§ Written problem
List each line of the data that holds the word "lukumäärät".

════════════════

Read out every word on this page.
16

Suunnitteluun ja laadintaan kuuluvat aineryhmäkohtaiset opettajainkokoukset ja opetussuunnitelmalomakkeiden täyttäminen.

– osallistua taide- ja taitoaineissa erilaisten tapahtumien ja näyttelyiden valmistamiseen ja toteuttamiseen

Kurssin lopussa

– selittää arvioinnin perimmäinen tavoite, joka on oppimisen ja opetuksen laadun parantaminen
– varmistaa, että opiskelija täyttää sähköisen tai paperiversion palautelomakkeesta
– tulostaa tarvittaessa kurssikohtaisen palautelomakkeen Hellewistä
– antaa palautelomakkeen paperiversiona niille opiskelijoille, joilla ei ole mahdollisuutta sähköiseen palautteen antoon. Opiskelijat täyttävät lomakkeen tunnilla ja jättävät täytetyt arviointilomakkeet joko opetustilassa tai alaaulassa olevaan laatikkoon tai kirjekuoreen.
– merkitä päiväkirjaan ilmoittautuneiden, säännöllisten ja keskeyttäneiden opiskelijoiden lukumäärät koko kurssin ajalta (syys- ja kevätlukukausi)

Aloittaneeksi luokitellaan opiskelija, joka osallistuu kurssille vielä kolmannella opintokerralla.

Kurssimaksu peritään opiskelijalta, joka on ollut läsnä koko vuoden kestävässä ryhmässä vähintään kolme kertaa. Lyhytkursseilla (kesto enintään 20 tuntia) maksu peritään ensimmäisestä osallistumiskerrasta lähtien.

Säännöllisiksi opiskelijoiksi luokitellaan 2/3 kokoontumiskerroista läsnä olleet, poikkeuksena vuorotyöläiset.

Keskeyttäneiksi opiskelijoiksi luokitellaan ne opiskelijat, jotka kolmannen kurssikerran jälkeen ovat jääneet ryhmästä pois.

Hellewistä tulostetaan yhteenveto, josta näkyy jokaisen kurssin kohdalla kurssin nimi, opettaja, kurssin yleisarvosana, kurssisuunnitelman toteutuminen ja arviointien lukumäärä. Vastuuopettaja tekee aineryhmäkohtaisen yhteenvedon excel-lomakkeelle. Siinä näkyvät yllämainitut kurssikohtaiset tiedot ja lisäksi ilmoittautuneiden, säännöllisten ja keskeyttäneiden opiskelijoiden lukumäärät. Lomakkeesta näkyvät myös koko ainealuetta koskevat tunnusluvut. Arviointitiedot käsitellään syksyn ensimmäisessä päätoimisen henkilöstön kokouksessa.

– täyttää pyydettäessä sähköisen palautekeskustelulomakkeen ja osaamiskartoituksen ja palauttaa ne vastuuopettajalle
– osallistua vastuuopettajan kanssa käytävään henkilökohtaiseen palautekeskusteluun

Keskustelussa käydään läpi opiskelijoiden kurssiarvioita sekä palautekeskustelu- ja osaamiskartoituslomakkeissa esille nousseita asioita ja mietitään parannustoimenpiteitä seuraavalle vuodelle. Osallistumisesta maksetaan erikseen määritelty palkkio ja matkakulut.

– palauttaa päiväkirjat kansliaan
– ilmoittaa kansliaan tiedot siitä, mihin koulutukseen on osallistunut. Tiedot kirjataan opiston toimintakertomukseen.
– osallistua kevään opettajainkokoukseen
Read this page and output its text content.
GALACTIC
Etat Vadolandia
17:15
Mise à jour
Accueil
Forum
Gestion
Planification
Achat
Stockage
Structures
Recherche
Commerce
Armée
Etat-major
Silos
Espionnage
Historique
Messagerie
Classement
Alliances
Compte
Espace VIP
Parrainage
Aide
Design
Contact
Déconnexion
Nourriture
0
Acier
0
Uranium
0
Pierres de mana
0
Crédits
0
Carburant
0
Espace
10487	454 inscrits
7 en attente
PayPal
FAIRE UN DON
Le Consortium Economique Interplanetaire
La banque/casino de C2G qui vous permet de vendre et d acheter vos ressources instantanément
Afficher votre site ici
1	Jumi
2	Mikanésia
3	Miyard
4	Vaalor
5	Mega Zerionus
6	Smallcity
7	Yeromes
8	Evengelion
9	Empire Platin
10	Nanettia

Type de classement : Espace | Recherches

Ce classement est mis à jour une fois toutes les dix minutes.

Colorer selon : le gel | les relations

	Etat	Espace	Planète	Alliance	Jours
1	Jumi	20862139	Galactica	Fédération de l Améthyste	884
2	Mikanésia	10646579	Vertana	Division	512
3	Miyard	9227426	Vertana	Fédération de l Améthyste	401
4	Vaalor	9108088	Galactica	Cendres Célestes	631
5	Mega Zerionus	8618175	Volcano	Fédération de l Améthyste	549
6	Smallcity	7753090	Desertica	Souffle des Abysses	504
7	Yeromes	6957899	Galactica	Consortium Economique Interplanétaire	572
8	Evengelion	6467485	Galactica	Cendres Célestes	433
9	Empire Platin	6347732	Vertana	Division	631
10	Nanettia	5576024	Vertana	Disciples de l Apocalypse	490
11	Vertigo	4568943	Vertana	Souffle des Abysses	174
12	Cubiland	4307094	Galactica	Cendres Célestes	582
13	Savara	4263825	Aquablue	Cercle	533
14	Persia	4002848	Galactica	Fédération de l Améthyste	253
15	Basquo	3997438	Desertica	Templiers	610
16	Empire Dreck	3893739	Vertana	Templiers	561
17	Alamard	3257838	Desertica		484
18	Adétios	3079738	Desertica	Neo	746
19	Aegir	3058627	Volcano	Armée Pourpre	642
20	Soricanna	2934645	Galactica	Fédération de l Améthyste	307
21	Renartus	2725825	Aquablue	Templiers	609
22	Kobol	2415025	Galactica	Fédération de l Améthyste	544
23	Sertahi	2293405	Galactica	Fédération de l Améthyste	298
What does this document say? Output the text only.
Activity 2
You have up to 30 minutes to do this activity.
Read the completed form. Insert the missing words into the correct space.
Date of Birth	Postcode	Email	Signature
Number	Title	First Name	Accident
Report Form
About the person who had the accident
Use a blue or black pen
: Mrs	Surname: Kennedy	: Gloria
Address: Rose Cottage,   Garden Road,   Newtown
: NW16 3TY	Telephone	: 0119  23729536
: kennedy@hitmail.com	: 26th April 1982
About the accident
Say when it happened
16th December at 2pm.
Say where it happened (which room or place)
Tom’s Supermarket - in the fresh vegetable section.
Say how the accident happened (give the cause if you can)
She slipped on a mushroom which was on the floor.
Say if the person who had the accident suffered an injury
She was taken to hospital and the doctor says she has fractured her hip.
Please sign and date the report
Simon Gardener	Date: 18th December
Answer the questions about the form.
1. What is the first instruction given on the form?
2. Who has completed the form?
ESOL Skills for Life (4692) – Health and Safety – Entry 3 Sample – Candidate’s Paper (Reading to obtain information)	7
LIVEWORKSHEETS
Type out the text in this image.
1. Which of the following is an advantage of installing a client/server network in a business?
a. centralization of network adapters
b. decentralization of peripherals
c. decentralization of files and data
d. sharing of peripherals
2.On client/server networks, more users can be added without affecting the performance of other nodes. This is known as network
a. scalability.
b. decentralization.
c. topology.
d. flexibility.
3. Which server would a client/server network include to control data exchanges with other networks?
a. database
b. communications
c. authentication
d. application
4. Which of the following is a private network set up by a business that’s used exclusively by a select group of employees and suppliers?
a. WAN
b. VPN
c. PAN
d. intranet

════════════════

§ Result
– merkitä päiväkirjaan ilmoittautuneiden, säännöllisten ja keskeyttäneiden opiskelijoiden lukumäärät koko kurssin ajalta (syys- ja kevätlukukausi)
Hellewistä tulostetaan yhteenveto, josta näkyy jokaisen kurssin kohdalla kurssin nimi, opettaja, kurssin yleisarvosana, kurssisuunnitelman toteutuminen ja arviointien lukumäärä. Vastuuopettaja tekee aineryhmäkohtaisen yhteenvedon excel-lomakkeelle. Siinä näkyvät yllämainitut kurssikohtaiset tiedot ja lisäksi ilmoittautuneiden, säännöllisten ja keskeyttäneiden opiskelijoiden lukumäärät. Lomakkeesta näkyvät myös koko ainealuetta koskevat tunnusluvut. Arviointitiedot käsitellään syksyn ensimmäisessä päätoimisen henkilöstön kokouksessa.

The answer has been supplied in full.